Stored data:
## start
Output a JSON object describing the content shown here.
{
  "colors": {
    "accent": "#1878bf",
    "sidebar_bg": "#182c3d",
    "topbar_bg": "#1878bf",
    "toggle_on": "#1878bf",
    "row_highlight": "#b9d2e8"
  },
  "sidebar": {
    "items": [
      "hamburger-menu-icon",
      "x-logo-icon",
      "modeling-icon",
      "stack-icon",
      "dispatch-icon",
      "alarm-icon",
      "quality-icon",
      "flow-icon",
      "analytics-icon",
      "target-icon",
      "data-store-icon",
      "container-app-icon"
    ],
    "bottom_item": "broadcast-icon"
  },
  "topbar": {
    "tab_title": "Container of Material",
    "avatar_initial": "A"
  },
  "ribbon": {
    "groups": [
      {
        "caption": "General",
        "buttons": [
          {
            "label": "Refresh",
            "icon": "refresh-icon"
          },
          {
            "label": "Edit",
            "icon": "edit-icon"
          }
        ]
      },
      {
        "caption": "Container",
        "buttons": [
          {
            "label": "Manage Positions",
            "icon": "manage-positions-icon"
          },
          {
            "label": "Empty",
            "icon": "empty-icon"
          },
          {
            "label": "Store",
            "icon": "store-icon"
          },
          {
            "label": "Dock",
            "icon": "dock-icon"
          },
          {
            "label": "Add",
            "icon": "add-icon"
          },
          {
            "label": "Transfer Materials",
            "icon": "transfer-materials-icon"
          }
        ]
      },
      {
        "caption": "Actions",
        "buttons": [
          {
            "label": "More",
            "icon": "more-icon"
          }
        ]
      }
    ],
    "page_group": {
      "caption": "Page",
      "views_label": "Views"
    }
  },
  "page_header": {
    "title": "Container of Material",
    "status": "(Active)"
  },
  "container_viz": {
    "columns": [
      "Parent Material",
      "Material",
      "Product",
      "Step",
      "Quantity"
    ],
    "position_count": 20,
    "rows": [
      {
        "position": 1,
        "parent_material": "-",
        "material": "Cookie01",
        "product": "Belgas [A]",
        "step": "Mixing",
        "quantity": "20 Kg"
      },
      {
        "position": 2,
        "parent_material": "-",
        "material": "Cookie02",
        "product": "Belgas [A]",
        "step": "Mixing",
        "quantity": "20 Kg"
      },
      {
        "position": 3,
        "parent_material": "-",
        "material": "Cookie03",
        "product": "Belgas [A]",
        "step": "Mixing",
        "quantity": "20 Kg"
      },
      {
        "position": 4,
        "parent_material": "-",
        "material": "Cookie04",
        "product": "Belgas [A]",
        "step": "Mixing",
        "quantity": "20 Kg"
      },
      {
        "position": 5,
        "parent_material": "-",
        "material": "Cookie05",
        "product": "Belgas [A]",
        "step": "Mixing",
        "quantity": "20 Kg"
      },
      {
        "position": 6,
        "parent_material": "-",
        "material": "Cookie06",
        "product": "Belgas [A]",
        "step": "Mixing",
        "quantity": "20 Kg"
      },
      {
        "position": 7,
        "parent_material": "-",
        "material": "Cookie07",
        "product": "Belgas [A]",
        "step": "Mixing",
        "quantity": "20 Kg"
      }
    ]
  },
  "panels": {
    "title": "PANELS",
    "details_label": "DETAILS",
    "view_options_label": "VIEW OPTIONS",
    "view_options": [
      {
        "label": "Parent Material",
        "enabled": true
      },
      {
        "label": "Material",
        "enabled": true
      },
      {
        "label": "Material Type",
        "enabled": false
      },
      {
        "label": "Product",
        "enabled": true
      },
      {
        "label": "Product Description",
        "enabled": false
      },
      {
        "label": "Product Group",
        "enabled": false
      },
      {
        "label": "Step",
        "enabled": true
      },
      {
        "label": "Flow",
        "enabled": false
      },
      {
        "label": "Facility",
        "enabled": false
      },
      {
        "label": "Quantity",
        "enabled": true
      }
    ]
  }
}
## end
• **WHAT IS REQUIRED**: Go through the records and print each one exactly.

• **SOLUTION**:
Output a JSON object describing the content shown here.
{
  "colors": {
    "accent": "#1878bf",
    "sidebar_bg": "#182c3d",
    "topbar_bg": "#1878bf",
    "toggle_on": "#1878bf",
    "row_highlight": "#b9d2e8"
  },
  "sidebar": {
    "items": [
      "hamburger-menu-icon",
      "x-logo-icon",
      "modeling-icon",
      "stack-icon",
      "dispatch-icon",
      "alarm-icon",
      "quality-icon",
      "flow-icon",
      "analytics-icon",
      "target-icon",
      "data-store-icon",
      "container-app-icon"
    ],
    "bottom_item": "broadcast-icon"
  },
  "topbar": {
    "tab_title": "Container of Material",
    "avatar_initial": "A"
  },
  "ribbon": {
    "groups": [
      {
        "caption": "General",
        "buttons": [
          {
            "label": "Refresh",
            "icon": "refresh-icon"
          },
          {
            "label": "Edit",
            "icon": "edit-icon"
          }
        ]
      },
      {
        "caption": "Container",
        "buttons": [
          {
            "label": "Manage Positions",
            "icon": "manage-positions-icon"
          },
          {
            "label": "Empty",
            "icon": "empty-icon"
          },
          {
            "label": "Store",
            "icon": "store-icon"
          },
          {
            "label": "Dock",
            "icon": "dock-icon"
          },
          {
            "label": "Add",
            "icon": "add-icon"
          },
          {
            "label": "Transfer Materials",
            "icon": "transfer-materials-icon"
          }
        ]
      },
      {
        "caption": "Actions",
        "buttons": [
          {
            "label": "More",
            "icon": "more-icon"
          }
        ]
      }
    ],
    "page_group": {
      "caption": "Page",
      "views_label": "Views"
    }
  },
  "page_header": {
    "title": "Container of Material",
    "status": "(Active)"
  },
  "container_viz": {
    "columns": [
      "Parent Material",
      "Material",
      "Product",
      "Step",
      "Quantity"
    ],
    "position_count": 20,
    "rows": [
      {
        "position": 1,
        "parent_material": "-",
        "material": "Cookie01",
        "product": "Belgas [A]",
        "step": "Mixing",
        "quantity": "20 Kg"
      },
      {
        "position": 2,
        "parent_material": "-",
        "material": "Cookie02",
        "product": "Belgas [A]",
        "step": "Mixing",
        "quantity": "20 Kg"
      },
      {
        "position": 3,
        "parent_material": "-",
        "material": "Cookie03",
        "product": "Belgas [A]",
        "step": "Mixing",
        "quantity": "20 Kg"
      },
      {
        "position": 4,
        "parent_material": "-",
        "material": "Cookie04",
        "product": "Belgas [A]",
        "step": "Mixing",
        "quantity": "20 Kg"
      },
      {
        "position": 5,
        "parent_material": "-",
        "material": "Cookie05",
        "product": "Belgas [A]",
        "step": "Mixing",
        "quantity": "20 Kg"
      },
      {
        "position": 6,
        "parent_material": "-",
        "material": "Cookie06",
        "product": "Belgas [A]",
        "step": "Mixing",
        "quantity": "20 Kg"
      },
      {
        "position": 7,
        "parent_material": "-",
        "material": "Cookie07",
        "product": "Belgas [A]",
        "step": "Mixing",
        "quantity": "20 Kg"
      }
    ]
  },
  "panels": {
    "title": "PANELS",
    "details_label": "DETAILS",
    "view_options_label": "VIEW OPTIONS",
    "view_options": [
      {
        "label": "Parent Material",
        "enabled": true
      },
      {
        "label": "Material",
        "enabled": true
      },
      {
        "label": "Material Type",
        "enabled": false
      },
      {
        "label": "Product",
        "enabled": true
      },
      {
        "label": "Product Description",
        "enabled": false
      },
      {
        "label": "Product Group",
        "enabled": false
      },
      {
        "label": "Step",
        "enabled": true
      },
      {
        "label": "Flow",
        "enabled": false
      },
      {
        "label": "Facility",
        "enabled": false
      },
      {
        "label": "Quantity",
        "enabled": true
      }
    ]
  }
}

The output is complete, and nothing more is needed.